Work to do:
Check each line of the records below and collect those holding "this".

Records provided:
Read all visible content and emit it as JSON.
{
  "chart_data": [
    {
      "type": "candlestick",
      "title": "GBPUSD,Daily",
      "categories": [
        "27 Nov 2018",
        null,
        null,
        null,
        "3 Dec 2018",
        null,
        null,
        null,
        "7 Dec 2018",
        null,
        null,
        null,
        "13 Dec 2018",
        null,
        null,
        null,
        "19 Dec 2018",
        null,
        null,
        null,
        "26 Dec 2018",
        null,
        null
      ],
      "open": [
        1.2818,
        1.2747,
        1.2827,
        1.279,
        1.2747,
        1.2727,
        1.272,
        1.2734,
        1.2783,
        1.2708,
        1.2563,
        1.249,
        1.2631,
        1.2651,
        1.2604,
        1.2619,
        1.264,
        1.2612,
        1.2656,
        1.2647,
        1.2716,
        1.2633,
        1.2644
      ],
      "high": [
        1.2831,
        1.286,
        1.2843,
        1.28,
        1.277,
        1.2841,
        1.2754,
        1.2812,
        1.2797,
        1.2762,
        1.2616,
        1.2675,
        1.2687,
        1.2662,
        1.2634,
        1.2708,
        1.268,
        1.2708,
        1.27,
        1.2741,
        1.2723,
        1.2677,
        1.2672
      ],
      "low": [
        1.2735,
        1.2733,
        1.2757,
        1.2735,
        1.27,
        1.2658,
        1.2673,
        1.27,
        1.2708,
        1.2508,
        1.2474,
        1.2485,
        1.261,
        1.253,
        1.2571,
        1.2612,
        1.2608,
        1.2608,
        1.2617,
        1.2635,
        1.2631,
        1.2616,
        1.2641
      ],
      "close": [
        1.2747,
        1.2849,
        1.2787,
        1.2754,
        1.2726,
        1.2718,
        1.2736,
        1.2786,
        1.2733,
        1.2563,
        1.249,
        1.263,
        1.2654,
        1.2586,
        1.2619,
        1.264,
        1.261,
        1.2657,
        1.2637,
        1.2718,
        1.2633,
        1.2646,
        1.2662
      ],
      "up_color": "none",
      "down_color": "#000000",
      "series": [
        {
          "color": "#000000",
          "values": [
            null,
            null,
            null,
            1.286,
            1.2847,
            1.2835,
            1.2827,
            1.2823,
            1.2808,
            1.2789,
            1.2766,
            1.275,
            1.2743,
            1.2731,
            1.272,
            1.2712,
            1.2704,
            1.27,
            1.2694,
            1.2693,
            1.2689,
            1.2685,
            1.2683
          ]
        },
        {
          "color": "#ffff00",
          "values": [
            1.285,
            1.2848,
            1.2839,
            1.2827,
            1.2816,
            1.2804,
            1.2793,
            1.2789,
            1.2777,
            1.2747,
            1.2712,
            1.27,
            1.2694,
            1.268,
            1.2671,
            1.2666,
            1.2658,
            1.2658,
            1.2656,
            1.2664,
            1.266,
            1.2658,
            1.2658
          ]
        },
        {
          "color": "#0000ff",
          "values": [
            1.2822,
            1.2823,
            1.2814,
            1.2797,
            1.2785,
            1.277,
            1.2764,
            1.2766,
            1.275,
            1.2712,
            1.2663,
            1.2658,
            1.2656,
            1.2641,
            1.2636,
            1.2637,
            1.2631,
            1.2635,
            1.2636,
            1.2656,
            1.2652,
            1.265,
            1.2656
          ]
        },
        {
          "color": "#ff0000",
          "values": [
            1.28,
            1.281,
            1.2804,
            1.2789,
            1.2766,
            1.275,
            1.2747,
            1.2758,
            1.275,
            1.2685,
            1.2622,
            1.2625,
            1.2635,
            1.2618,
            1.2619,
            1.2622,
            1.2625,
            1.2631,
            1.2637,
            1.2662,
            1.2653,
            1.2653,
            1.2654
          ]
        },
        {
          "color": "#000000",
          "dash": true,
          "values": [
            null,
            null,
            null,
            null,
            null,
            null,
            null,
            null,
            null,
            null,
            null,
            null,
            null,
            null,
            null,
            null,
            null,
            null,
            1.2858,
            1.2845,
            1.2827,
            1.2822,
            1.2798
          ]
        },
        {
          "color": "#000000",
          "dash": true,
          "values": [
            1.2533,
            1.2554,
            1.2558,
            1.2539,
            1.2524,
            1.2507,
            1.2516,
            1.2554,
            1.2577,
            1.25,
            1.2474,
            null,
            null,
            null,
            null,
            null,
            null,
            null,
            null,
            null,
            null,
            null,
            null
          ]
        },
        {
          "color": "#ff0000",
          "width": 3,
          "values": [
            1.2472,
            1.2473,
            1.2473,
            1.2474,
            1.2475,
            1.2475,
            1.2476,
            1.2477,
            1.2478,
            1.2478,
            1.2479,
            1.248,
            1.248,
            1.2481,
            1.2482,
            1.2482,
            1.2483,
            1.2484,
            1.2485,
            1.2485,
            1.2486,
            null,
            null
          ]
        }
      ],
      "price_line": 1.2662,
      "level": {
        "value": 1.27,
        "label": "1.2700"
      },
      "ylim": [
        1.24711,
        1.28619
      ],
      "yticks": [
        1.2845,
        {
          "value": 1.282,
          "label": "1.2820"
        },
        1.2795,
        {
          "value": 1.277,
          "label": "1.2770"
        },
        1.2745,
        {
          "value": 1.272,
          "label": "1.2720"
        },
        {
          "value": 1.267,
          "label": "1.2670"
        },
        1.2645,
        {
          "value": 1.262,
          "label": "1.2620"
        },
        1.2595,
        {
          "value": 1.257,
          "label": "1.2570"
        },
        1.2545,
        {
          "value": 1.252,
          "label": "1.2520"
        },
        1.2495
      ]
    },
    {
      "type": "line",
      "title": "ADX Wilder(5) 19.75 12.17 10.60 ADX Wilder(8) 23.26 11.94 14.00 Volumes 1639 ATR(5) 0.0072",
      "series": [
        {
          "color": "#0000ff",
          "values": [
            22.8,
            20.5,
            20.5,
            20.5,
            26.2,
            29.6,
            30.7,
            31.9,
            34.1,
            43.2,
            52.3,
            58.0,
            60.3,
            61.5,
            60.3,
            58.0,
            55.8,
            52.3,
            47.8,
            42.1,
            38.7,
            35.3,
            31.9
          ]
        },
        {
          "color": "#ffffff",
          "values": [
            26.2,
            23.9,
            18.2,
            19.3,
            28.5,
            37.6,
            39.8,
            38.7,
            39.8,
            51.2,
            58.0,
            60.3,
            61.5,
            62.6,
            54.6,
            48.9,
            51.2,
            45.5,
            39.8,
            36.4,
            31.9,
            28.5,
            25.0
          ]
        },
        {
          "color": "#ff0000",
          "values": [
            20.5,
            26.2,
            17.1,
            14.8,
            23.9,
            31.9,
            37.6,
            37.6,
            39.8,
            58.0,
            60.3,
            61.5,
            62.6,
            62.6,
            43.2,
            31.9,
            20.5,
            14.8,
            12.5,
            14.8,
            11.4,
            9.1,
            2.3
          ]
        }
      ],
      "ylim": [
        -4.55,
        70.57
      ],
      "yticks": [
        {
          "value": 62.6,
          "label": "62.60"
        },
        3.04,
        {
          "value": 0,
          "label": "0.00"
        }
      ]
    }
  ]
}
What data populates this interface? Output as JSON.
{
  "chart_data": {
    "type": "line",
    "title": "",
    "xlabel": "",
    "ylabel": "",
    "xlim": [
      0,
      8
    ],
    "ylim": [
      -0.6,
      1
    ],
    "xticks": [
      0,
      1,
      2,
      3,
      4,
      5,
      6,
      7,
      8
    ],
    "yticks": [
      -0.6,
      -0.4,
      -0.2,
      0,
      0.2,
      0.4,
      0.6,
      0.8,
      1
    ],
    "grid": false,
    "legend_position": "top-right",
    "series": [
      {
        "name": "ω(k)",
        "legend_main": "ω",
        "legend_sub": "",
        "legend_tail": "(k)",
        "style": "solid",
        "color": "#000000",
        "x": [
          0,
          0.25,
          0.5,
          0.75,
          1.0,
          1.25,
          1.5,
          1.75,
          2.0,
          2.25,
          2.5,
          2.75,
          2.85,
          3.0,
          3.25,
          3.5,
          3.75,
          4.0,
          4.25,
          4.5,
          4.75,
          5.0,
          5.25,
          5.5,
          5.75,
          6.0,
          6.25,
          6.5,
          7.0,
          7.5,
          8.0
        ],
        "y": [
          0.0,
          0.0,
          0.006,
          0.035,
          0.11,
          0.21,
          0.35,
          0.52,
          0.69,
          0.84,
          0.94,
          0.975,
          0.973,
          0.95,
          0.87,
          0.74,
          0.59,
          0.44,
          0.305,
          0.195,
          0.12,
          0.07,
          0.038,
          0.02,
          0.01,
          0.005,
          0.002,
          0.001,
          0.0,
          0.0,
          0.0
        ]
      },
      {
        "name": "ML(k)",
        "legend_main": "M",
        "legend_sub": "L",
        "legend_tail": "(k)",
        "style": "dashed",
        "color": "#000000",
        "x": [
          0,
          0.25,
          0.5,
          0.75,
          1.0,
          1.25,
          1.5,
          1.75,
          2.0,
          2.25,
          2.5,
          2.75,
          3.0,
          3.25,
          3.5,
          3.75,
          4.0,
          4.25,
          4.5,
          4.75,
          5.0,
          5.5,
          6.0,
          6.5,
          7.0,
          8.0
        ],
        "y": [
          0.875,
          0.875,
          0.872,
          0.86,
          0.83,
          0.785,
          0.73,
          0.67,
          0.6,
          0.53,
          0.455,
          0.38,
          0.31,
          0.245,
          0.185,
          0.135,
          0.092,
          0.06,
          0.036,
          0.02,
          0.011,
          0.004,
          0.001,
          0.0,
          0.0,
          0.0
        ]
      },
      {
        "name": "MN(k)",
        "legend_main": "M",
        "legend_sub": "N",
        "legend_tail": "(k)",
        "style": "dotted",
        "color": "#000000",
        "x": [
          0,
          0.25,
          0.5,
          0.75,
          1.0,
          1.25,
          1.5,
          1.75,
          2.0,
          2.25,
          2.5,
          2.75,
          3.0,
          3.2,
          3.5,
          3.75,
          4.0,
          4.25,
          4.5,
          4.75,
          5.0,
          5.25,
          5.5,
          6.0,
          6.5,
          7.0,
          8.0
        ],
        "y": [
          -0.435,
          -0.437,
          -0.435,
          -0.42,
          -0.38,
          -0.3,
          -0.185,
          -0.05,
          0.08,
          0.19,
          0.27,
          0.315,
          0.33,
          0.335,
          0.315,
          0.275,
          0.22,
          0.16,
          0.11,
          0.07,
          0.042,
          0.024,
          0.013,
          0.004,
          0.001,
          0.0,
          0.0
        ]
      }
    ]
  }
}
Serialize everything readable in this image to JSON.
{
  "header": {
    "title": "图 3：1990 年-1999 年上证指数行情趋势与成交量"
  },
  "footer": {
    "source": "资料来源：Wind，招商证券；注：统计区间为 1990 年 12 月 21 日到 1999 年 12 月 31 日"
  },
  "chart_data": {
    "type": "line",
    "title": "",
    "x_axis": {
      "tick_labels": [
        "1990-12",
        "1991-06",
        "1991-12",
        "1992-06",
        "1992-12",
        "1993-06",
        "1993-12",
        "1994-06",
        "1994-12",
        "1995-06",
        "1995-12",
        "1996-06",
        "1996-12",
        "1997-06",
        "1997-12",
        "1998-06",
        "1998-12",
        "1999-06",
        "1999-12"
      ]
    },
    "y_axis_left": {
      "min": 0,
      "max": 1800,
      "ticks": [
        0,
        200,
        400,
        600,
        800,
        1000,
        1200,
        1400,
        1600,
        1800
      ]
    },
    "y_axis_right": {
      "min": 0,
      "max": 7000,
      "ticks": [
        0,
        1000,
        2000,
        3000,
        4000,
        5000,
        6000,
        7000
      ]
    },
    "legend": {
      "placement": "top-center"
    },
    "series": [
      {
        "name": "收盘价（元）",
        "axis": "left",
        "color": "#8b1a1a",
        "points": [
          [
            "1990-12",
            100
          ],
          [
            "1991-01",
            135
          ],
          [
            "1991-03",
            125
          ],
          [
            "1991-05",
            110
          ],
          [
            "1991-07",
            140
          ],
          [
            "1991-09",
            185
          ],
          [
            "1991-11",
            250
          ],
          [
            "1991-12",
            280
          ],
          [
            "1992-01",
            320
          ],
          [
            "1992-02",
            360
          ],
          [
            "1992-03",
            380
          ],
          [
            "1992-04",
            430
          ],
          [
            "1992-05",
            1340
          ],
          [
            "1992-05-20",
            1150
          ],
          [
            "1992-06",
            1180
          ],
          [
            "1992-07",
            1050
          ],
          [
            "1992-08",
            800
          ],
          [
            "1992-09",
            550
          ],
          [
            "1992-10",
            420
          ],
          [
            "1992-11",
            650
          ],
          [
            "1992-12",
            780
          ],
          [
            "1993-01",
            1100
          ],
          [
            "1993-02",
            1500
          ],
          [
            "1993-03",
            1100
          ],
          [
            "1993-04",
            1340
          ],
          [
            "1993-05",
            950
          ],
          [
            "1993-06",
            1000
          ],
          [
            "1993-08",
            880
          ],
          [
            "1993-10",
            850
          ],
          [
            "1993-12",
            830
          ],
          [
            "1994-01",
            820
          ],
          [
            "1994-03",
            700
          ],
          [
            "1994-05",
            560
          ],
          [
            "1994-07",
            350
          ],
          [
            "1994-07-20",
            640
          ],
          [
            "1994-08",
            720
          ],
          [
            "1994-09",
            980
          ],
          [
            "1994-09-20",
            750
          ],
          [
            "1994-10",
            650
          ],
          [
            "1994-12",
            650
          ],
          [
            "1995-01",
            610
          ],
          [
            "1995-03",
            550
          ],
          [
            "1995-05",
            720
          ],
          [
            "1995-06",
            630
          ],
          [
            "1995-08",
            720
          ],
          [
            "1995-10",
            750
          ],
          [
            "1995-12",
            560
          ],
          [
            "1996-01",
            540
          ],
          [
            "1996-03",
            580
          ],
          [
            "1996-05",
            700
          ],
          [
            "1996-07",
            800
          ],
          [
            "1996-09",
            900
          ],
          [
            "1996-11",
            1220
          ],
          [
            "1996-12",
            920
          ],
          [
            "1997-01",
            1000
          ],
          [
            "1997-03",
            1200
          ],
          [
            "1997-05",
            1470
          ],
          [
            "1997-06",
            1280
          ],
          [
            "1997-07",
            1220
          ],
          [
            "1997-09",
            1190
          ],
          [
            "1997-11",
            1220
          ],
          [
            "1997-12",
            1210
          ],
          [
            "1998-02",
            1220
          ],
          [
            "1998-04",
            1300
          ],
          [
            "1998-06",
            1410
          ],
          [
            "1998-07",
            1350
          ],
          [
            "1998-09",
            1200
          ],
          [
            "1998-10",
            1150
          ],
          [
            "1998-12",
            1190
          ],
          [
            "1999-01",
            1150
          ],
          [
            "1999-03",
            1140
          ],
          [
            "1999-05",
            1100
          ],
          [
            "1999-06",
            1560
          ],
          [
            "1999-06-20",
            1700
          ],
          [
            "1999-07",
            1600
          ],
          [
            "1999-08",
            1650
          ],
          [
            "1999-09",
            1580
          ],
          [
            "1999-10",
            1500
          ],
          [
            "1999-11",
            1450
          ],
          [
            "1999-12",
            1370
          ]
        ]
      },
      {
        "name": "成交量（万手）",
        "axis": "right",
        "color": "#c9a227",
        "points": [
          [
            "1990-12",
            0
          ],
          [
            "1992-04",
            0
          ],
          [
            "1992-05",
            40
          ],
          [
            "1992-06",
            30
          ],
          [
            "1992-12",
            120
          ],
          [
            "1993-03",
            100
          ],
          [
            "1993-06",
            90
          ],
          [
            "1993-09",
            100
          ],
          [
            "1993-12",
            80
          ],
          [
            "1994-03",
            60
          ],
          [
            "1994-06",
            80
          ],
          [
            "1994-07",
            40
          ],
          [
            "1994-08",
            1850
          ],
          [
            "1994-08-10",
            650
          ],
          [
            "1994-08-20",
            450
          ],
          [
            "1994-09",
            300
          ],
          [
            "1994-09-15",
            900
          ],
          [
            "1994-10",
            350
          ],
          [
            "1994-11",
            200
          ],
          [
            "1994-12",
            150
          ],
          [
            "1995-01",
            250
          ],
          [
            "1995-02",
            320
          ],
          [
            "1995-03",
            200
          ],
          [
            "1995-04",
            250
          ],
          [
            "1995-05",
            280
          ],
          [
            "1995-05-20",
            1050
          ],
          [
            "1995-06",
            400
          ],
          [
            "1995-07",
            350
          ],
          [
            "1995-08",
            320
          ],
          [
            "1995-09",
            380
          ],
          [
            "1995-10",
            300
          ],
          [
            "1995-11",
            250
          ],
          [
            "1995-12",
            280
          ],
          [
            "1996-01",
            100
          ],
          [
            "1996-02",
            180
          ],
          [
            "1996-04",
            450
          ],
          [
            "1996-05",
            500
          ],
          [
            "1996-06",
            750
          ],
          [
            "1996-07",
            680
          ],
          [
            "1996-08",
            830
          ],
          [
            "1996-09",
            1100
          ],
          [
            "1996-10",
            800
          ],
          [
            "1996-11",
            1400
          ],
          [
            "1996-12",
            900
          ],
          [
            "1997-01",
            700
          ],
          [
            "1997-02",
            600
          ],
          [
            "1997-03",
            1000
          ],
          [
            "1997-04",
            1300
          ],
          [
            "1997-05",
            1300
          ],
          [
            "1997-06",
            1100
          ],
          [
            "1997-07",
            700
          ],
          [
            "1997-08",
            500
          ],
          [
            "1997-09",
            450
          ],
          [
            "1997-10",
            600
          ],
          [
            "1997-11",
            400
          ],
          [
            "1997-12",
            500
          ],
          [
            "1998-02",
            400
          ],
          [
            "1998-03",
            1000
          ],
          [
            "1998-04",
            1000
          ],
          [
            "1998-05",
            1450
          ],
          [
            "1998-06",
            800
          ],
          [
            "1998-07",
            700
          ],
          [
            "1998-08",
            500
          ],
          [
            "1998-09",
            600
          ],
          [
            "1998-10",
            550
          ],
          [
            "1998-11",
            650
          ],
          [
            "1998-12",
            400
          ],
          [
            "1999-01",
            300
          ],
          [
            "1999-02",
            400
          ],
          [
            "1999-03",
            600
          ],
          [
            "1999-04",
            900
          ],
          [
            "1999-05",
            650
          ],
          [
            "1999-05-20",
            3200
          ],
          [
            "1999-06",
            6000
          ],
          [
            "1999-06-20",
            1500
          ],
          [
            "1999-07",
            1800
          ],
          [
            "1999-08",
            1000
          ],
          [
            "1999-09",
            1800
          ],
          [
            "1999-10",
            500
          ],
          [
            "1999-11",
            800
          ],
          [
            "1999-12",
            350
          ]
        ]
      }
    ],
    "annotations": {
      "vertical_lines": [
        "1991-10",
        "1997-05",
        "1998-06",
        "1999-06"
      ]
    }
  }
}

The response:
What data populates this interface? Output as JSON.
Serialize everything readable in this image to JSON.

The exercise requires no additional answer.